_DESCRIPTION OF THE TASK_. Copy every line that contains the string "label" from the entries below.

_Dataset entries_.
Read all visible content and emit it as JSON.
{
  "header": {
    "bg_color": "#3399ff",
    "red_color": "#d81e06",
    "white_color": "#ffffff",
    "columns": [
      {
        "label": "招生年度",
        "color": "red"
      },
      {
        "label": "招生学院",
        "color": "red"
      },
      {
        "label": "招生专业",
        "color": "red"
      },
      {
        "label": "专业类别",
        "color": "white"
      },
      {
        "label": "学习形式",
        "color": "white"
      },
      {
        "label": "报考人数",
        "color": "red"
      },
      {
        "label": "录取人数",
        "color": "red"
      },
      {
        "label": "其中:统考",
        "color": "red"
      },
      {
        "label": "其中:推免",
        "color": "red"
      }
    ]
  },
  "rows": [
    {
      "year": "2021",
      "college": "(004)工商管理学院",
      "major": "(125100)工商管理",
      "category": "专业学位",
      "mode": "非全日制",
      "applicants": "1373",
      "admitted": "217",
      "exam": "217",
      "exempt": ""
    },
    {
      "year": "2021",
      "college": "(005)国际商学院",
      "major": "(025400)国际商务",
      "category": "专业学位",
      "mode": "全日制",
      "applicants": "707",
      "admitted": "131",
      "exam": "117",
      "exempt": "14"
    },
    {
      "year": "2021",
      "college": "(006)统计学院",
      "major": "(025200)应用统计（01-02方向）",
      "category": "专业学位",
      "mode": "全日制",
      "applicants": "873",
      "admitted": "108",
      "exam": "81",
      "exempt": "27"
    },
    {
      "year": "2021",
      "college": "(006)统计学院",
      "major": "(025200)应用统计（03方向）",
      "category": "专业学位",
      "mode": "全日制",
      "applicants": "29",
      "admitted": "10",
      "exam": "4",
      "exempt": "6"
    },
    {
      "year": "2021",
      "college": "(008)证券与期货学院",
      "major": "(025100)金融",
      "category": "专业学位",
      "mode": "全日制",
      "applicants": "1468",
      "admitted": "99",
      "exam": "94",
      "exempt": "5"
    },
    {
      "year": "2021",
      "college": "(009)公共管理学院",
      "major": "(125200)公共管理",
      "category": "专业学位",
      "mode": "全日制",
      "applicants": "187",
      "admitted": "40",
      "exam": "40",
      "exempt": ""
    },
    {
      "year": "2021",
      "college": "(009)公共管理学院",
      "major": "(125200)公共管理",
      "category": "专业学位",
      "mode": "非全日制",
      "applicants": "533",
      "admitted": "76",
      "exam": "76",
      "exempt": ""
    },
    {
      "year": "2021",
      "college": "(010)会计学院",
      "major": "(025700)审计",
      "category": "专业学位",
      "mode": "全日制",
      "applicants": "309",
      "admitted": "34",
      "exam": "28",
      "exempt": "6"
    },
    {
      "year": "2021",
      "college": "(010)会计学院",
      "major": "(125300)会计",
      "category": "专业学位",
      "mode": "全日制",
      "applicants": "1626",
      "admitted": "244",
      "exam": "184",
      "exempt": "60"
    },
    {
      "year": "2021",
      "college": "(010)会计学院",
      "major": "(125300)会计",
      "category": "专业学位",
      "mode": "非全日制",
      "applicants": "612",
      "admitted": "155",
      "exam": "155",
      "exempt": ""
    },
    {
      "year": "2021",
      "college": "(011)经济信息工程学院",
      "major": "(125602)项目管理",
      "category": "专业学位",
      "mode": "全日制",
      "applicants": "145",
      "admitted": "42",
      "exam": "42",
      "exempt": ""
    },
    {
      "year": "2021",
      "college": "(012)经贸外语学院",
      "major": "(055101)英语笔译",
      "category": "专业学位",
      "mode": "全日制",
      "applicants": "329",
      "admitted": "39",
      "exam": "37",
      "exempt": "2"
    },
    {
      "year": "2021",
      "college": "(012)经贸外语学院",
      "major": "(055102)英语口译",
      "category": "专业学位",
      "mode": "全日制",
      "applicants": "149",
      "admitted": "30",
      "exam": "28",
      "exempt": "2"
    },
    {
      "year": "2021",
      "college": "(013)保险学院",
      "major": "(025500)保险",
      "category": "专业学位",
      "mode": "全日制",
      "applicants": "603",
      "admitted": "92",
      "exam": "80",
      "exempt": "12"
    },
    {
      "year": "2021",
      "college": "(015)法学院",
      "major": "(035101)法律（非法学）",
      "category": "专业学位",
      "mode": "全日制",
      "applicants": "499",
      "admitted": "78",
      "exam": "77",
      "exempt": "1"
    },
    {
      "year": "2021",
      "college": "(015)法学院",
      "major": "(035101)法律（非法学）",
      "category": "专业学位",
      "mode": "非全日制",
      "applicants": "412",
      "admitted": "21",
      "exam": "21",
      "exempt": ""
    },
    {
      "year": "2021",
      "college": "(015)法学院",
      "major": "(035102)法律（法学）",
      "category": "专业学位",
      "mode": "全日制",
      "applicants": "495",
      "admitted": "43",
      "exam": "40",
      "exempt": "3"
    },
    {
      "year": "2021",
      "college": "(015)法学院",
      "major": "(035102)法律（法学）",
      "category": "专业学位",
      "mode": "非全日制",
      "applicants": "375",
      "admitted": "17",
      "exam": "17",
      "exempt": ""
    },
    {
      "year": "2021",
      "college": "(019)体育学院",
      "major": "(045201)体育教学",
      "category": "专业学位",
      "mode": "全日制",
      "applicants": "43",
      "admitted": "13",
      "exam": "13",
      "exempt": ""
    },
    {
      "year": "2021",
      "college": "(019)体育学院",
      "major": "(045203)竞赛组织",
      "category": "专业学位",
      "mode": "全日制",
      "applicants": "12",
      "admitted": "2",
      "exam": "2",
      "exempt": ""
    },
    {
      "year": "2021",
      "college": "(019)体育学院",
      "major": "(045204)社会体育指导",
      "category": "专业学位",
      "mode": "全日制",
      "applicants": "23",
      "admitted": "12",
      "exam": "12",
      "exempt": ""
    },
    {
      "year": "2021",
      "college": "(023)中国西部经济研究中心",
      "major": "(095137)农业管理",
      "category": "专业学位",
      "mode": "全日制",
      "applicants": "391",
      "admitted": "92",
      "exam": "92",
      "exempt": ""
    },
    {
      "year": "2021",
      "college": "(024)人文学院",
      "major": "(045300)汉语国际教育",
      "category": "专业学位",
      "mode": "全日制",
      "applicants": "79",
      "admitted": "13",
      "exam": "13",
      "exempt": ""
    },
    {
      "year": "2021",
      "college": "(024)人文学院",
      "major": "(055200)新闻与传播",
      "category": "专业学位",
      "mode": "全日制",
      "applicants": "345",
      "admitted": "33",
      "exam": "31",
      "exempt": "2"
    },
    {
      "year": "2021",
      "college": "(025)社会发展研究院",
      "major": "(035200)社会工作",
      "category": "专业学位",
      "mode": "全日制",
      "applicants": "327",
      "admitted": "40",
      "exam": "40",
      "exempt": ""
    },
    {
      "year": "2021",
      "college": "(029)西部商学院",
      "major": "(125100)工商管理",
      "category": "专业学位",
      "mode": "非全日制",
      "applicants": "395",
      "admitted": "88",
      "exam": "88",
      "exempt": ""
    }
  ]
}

_RESULT BELOW_.
        "label": "招生年度",
        "label": "招生学院",
        "label": "招生专业",
        "label": "专业类别",
        "label": "学习形式",
        "label": "报考人数",
        "label": "录取人数",
        "label": "其中:统考",
        "label": "其中:推免",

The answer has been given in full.